* DIRECTION:
Present each line of the entries below that holds the word "Ferdinand".

___ GIVEN RECORDS

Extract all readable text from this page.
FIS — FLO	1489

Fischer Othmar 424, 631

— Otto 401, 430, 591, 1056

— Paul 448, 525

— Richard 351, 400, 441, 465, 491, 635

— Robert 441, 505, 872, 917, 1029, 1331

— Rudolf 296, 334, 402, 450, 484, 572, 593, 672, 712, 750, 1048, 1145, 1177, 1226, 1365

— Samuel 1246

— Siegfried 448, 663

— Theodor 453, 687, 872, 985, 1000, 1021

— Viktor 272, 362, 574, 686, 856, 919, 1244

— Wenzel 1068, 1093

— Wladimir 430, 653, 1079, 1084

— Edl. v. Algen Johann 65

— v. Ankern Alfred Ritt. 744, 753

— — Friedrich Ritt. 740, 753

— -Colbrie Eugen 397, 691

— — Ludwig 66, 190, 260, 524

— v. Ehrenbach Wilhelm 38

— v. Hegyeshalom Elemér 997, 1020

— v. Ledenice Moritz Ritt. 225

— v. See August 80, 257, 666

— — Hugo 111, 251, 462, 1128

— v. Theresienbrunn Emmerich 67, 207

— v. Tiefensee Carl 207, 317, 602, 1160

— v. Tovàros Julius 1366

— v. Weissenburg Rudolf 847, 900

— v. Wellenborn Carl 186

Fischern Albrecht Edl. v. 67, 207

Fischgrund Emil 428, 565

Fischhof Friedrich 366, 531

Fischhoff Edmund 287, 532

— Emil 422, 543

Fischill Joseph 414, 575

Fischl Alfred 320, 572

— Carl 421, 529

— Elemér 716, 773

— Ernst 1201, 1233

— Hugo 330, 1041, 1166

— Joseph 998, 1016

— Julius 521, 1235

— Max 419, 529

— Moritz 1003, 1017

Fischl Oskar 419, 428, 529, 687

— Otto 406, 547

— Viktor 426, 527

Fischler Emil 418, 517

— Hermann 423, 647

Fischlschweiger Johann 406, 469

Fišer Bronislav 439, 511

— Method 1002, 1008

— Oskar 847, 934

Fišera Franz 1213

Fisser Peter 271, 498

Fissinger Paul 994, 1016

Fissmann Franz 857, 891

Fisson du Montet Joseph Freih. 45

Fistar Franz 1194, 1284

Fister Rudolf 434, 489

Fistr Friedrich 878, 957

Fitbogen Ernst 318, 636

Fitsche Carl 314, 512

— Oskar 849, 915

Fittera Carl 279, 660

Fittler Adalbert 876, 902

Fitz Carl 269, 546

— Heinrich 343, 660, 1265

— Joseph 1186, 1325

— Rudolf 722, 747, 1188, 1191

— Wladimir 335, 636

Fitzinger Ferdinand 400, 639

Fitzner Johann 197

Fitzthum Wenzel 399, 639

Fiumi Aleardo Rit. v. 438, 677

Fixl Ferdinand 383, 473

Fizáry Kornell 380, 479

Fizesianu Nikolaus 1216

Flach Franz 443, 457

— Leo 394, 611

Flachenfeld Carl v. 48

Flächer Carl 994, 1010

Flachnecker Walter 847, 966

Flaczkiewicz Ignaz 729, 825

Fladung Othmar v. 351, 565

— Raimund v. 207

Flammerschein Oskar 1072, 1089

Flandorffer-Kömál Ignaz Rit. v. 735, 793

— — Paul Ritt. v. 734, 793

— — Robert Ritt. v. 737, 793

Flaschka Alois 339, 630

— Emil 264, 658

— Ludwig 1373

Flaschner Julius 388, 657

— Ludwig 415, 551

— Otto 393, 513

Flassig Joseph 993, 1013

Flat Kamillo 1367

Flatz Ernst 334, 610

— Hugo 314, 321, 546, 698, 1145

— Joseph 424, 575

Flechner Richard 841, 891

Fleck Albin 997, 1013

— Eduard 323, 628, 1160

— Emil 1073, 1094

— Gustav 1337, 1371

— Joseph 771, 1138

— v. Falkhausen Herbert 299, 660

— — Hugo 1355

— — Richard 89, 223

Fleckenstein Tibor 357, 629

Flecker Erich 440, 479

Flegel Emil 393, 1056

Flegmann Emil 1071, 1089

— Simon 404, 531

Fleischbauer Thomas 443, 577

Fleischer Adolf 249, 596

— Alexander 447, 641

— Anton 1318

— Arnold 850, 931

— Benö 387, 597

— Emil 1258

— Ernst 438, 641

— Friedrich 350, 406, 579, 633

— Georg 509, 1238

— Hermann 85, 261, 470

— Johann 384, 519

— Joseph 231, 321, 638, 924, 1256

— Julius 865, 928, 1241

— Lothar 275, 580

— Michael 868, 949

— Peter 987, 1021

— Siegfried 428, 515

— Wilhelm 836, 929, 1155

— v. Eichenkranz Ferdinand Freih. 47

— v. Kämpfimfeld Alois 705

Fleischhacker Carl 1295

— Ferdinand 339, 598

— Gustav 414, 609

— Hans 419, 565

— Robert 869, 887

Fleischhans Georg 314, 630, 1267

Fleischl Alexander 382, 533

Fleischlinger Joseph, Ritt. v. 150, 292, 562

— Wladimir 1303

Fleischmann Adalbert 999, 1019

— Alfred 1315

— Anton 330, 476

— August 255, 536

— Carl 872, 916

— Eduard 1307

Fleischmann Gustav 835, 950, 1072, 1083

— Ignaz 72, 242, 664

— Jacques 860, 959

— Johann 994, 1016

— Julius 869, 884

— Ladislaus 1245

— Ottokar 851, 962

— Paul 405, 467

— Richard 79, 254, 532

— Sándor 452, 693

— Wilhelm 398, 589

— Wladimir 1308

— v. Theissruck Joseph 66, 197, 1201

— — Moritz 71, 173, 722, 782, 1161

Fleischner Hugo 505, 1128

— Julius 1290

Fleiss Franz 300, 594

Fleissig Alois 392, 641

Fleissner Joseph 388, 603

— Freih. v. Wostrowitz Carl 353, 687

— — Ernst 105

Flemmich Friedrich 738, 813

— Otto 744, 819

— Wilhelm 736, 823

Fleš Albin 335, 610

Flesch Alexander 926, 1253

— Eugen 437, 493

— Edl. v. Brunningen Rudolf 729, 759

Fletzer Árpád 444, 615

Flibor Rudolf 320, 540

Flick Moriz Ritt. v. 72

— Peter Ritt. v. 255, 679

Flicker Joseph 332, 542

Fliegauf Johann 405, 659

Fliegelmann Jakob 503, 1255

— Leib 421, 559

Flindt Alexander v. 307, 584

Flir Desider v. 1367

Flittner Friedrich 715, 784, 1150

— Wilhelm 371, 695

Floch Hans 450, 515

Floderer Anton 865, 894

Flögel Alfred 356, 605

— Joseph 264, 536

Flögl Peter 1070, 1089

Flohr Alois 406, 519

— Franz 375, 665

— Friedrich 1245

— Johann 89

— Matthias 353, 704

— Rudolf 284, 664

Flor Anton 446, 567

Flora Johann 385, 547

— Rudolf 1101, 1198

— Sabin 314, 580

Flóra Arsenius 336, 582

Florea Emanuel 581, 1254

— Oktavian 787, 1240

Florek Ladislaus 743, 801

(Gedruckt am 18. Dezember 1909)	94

______

* THE ANSWER:
Fitzinger Ferdinand 400, 639
Fixl Ferdinand 383, 473
— v. Eichenkranz Ferdinand Freih. 47
— Ferdinand 339, 598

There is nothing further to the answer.